%%

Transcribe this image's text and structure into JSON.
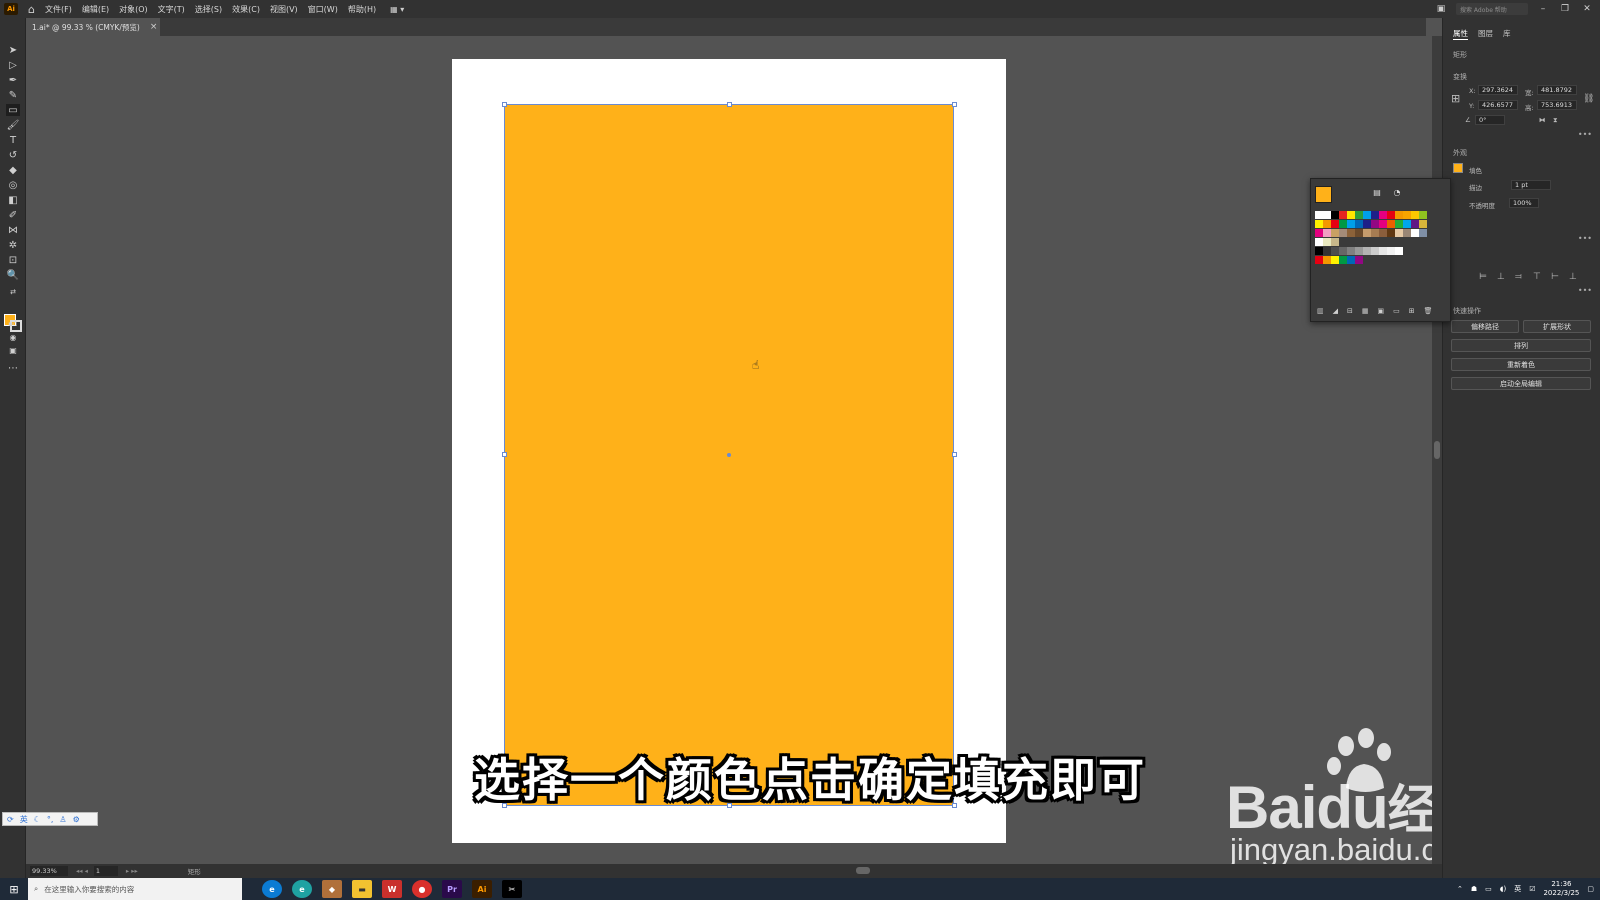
{
  "menubar": {
    "logo": "Ai",
    "items": [
      "文件(F)",
      "编辑(E)",
      "对象(O)",
      "文字(T)",
      "选择(S)",
      "效果(C)",
      "视图(V)",
      "窗口(W)",
      "帮助(H)"
    ],
    "search_placeholder": "搜索 Adobe 帮助"
  },
  "document_tab": {
    "title": "1.ai* @ 99.33 % (CMYK/预览)",
    "close": "×"
  },
  "subtitle": "选择一个颜色点击确定填充即可",
  "watermark": {
    "brand_latin": "Bai",
    "brand_du": "du",
    "brand_cn": "经验",
    "url": "jingyan.baidu.com"
  },
  "properties_panel": {
    "tabs": [
      "属性",
      "图层",
      "库"
    ],
    "object_type": "矩形",
    "transform_label": "变换",
    "x_label": "X:",
    "x_value": "297.3624",
    "y_label": "Y:",
    "y_value": "426.6577",
    "w_label": "宽:",
    "w_value": "481.8792",
    "h_label": "高:",
    "h_value": "753.6913",
    "angle_value": "0°",
    "appearance_label": "外观",
    "fill_label": "填色",
    "stroke_label": "描边",
    "stroke_value": "1 pt",
    "opacity_label": "不透明度",
    "opacity_value": "100%",
    "quick_actions_label": "快速操作",
    "buttons": {
      "offset_path": "偏移路径",
      "expand_shape": "扩展形状",
      "arrange": "排列",
      "recolor": "重新着色",
      "global_edit": "启动全局编辑"
    }
  },
  "fill_color": "#ffb119",
  "swatches": {
    "rows": [
      [
        "#ffffff",
        "#ffffff",
        "#000000",
        "#e52521",
        "#ffe500",
        "#2e9d3a",
        "#00a0e9",
        "#1d2088",
        "#e4007f",
        "#e60012",
        "#f39800",
        "#f7a400",
        "#fcc800",
        "#8fc31f"
      ],
      [
        "#fff100",
        "#f39800",
        "#e60012",
        "#009944",
        "#00a0e9",
        "#0068b7",
        "#1d2088",
        "#920783",
        "#e4007f",
        "#eb6100",
        "#22ac38",
        "#00a7eb",
        "#601986",
        "#d8b53a"
      ],
      [
        "#e4007f",
        "#f19ec2",
        "#c9a063",
        "#a48b78",
        "#8c6239",
        "#6b4a2b",
        "#c69c6d",
        "#a67c52",
        "#8b5e3c",
        "#603813",
        "#e6c9a5",
        "#998675",
        "#ffffff",
        "#7f8fa6"
      ],
      [
        "#ffffff",
        "#e8e8c0",
        "#c8b88a"
      ],
      [
        "#000000",
        "#333333",
        "#4d4d4d",
        "#666666",
        "#808080",
        "#999999",
        "#b3b3b3",
        "#cccccc",
        "#e6e6e6",
        "#f2f2f2",
        "#ffffff"
      ],
      [
        "#e60012",
        "#f39800",
        "#fff100",
        "#009944",
        "#0068b7",
        "#920783"
      ]
    ]
  },
  "statusbar": {
    "zoom": "99.33%",
    "page": "1",
    "tool": "矩形"
  },
  "taskbar": {
    "search_placeholder": "在这里输入你要搜索的内容",
    "ime": "英",
    "time": "21:36",
    "date": "2022/3/25"
  }
}
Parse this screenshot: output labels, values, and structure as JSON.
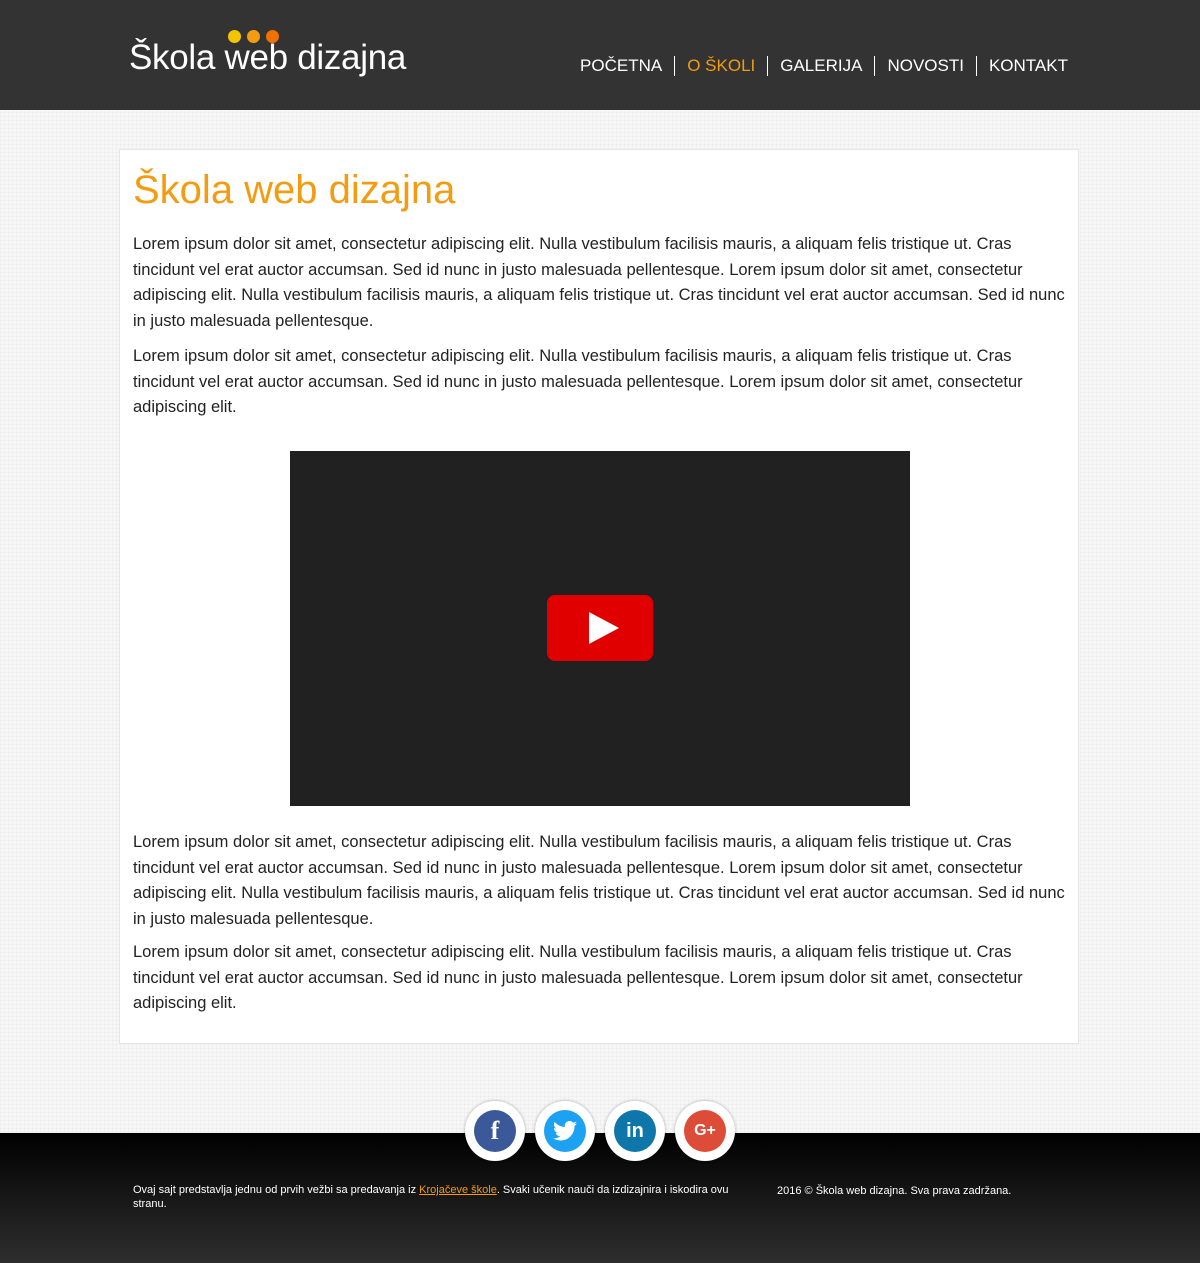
{
  "brand": {
    "name": "Škola web dizajna",
    "dot_colors": [
      "#f5c400",
      "#f39c12",
      "#f07000"
    ]
  },
  "nav": {
    "items": [
      {
        "label": "POČETNA",
        "active": false
      },
      {
        "label": "O ŠKOLI",
        "active": true
      },
      {
        "label": "GALERIJA",
        "active": false
      },
      {
        "label": "NOVOSTI",
        "active": false
      },
      {
        "label": "KONTAKT",
        "active": false
      }
    ]
  },
  "main": {
    "title": "Škola web dizajna",
    "paragraphs": [
      "Lorem ipsum dolor sit amet, consectetur adipiscing elit. Nulla vestibulum facilisis mauris, a aliquam felis tristique ut. Cras tincidunt vel erat auctor accumsan. Sed id nunc in justo malesuada pellentesque. Lorem ipsum dolor sit amet, consectetur adipiscing elit. Nulla vestibulum facilisis mauris, a aliquam felis tristique ut. Cras tincidunt vel erat auctor accumsan. Sed id nunc in justo malesuada pellentesque.",
      "Lorem ipsum dolor sit amet, consectetur adipiscing elit. Nulla vestibulum facilisis mauris, a aliquam felis tristique ut. Cras tincidunt vel erat auctor accumsan. Sed id nunc in justo malesuada pellentesque. Lorem ipsum dolor sit amet, consectetur adipiscing elit.",
      "Lorem ipsum dolor sit amet, consectetur adipiscing elit. Nulla vestibulum facilisis mauris, a aliquam felis tristique ut. Cras tincidunt vel erat auctor accumsan. Sed id nunc in justo malesuada pellentesque. Lorem ipsum dolor sit amet, consectetur adipiscing elit. Nulla vestibulum facilisis mauris, a aliquam felis tristique ut. Cras tincidunt vel erat auctor accumsan. Sed id nunc in justo malesuada pellentesque.",
      "Lorem ipsum dolor sit amet, consectetur adipiscing elit. Nulla vestibulum facilisis mauris, a aliquam felis tristique ut. Cras tincidunt vel erat auctor accumsan. Sed id nunc in justo malesuada pellentesque. Lorem ipsum dolor sit amet, consectetur adipiscing elit."
    ],
    "video": {
      "icon": "play-icon",
      "button_color": "#e00000"
    }
  },
  "social": [
    {
      "name": "facebook-icon",
      "glyph": "f",
      "color": "#3b5998"
    },
    {
      "name": "twitter-icon",
      "glyph": "🐦",
      "color": "#1da1f2"
    },
    {
      "name": "linkedin-icon",
      "glyph": "in",
      "color": "#0e76a8"
    },
    {
      "name": "google-plus-icon",
      "glyph": "G+",
      "color": "#dd4b39"
    }
  ],
  "footer": {
    "text_before": "Ovaj sajt predstavlja jednu od prvih vežbi sa predavanja iz ",
    "link_text": "Krojačeve škole",
    "text_after": ". Svaki učenik nauči da izdizajnira i iskodira ovu stranu.",
    "copyright": "2016 © Škola web dizajna. Sva prava zadržana."
  },
  "colors": {
    "accent": "#f39c12",
    "header_bg": "#333333"
  }
}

%%

### Instruction
Omit the pictures and restate the rest of the records verbatim.

### Task answer
Transcribe this image's text and structure into JSON.
{
  "menubar": {
    "logo": "Ai",
    "items": [
      "文件(F)",
      "编辑(E)",
      "对象(O)",
      "文字(T)",
      "选择(S)",
      "效果(C)",
      "视图(V)",
      "窗口(W)",
      "帮助(H)"
    ],
    "search_placeholder": "搜索 Adobe 帮助"
  },
  "document_tab": {
    "title": "1.ai* @ 99.33 % (CMYK/预览)",
    "close": "×"
  },
  "subtitle": "选择一个颜色点击确定填充即可",
  "watermark": {
    "brand_latin": "Bai",
    "brand_du": "du",
    "brand_cn": "经验",
    "url": "jingyan.baidu.com"
  },
  "properties_panel": {
    "tabs": [
      "属性",
      "图层",
      "库"
    ],
    "object_type": "矩形",
    "transform_label": "变换",
    "x_label": "X:",
    "x_value": "297.3624",
    "y_label": "Y:",
    "y_value": "426.6577",
    "w_label": "宽:",
    "w_value": "481.8792",
    "h_label": "高:",
    "h_value": "753.6913",
    "angle_value": "0°",
    "appearance_label": "外观",
    "fill_label": "填色",
    "stroke_label": "描边",
    "stroke_value": "1 pt",
    "opacity_label": "不透明度",
    "opacity_value": "100%",
    "quick_actions_label": "快速操作",
    "buttons": {
      "offset_path": "偏移路径",
      "expand_shape": "扩展形状",
      "arrange": "排列",
      "recolor": "重新着色",
      "global_edit": "启动全局编辑"
    }
  },
  "fill_color": "#ffb119",
  "swatches": {
    "rows": [
      [
        "#ffffff",
        "#ffffff",
        "#000000",
        "#e52521",
        "#ffe500",
        "#2e9d3a",
        "#00a0e9",
        "#1d2088",
        "#e4007f",
        "#e60012",
        "#f39800",
        "#f7a400",
        "#fcc800",
        "#8fc31f"
      ],
      [
        "#fff100",
        "#f39800",
        "#e60012",
        "#009944",
        "#00a0e9",
        "#0068b7",
        "#1d2088",
        "#920783",
        "#e4007f",
        "#eb6100",
        "#22ac38",
        "#00a7eb",
        "#601986",
        "#d8b53a"
      ],
      [
        "#e4007f",
        "#f19ec2",
        "#c9a063",
        "#a48b78",
        "#8c6239",
        "#6b4a2b",
        "#c69c6d",
        "#a67c52",
        "#8b5e3c",
        "#603813",
        "#e6c9a5",
        "#998675",
        "#ffffff",
        "#7f8fa6"
      ],
      [
        "#ffffff",
        "#e8e8c0",
        "#c8b88a"
      ],
      [
        "#000000",
        "#333333",
        "#4d4d4d",
        "#666666",
        "#808080",
        "#999999",
        "#b3b3b3",
        "#cccccc",
        "#e6e6e6",
        "#f2f2f2",
        "#ffffff"
      ],
      [
        "#e60012",
        "#f39800",
        "#fff100",
        "#009944",
        "#0068b7",
        "#920783"
      ]
    ]
  },
  "statusbar": {
    "zoom": "99.33%",
    "page": "1",
    "tool": "矩形"
  },
  "taskbar": {
    "search_placeholder": "在这里输入你要搜索的内容",
    "ime": "英",
    "time": "21:36",
    "date": "2022/3/25"
  }
}
Parse this screenshot: output labels, values, and structure as JSON.
{
  "brand": {
    "name": "Škola web dizajna",
    "dot_colors": [
      "#f5c400",
      "#f39c12",
      "#f07000"
    ]
  },
  "nav": {
    "items": [
      {
        "label": "POČETNA",
        "active": false
      },
      {
        "label": "O ŠKOLI",
        "active": true
      },
      {
        "label": "GALERIJA",
        "active": false
      },
      {
        "label": "NOVOSTI",
        "active": false
      },
      {
        "label": "KONTAKT",
        "active": false
      }
    ]
  },
  "main": {
    "title": "Škola web dizajna",
    "paragraphs": [
      "Lorem ipsum dolor sit amet, consectetur adipiscing elit. Nulla vestibulum facilisis mauris, a aliquam felis tristique ut. Cras tincidunt vel erat auctor accumsan. Sed id nunc in justo malesuada pellentesque. Lorem ipsum dolor sit amet, consectetur adipiscing elit. Nulla vestibulum facilisis mauris, a aliquam felis tristique ut. Cras tincidunt vel erat auctor accumsan. Sed id nunc in justo malesuada pellentesque.",
      "Lorem ipsum dolor sit amet, consectetur adipiscing elit. Nulla vestibulum facilisis mauris, a aliquam felis tristique ut. Cras tincidunt vel erat auctor accumsan. Sed id nunc in justo malesuada pellentesque. Lorem ipsum dolor sit amet, consectetur adipiscing elit.",
      "Lorem ipsum dolor sit amet, consectetur adipiscing elit. Nulla vestibulum facilisis mauris, a aliquam felis tristique ut. Cras tincidunt vel erat auctor accumsan. Sed id nunc in justo malesuada pellentesque. Lorem ipsum dolor sit amet, consectetur adipiscing elit. Nulla vestibulum facilisis mauris, a aliquam felis tristique ut. Cras tincidunt vel erat auctor accumsan. Sed id nunc in justo malesuada pellentesque.",
      "Lorem ipsum dolor sit amet, consectetur adipiscing elit. Nulla vestibulum facilisis mauris, a aliquam felis tristique ut. Cras tincidunt vel erat auctor accumsan. Sed id nunc in justo malesuada pellentesque. Lorem ipsum dolor sit amet, consectetur adipiscing elit."
    ],
    "video": {
      "icon": "play-icon",
      "button_color": "#e00000"
    }
  },
  "social": [
    {
      "name": "facebook-icon",
      "glyph": "f",
      "color": "#3b5998"
    },
    {
      "name": "twitter-icon",
      "glyph": "🐦",
      "color": "#1da1f2"
    },
    {
      "name": "linkedin-icon",
      "glyph": "in",
      "color": "#0e76a8"
    },
    {
      "name": "google-plus-icon",
      "glyph": "G+",
      "color": "#dd4b39"
    }
  ],
  "footer": {
    "text_before": "Ovaj sajt predstavlja jednu od prvih vežbi sa predavanja iz ",
    "link_text": "Krojačeve škole",
    "text_after": ". Svaki učenik nauči da izdizajnira i iskodira ovu stranu.",
    "copyright": "2016 © Škola web dizajna. Sva prava zadržana."
  },
  "colors": {
    "accent": "#f39c12",
    "header_bg": "#333333"
  }
}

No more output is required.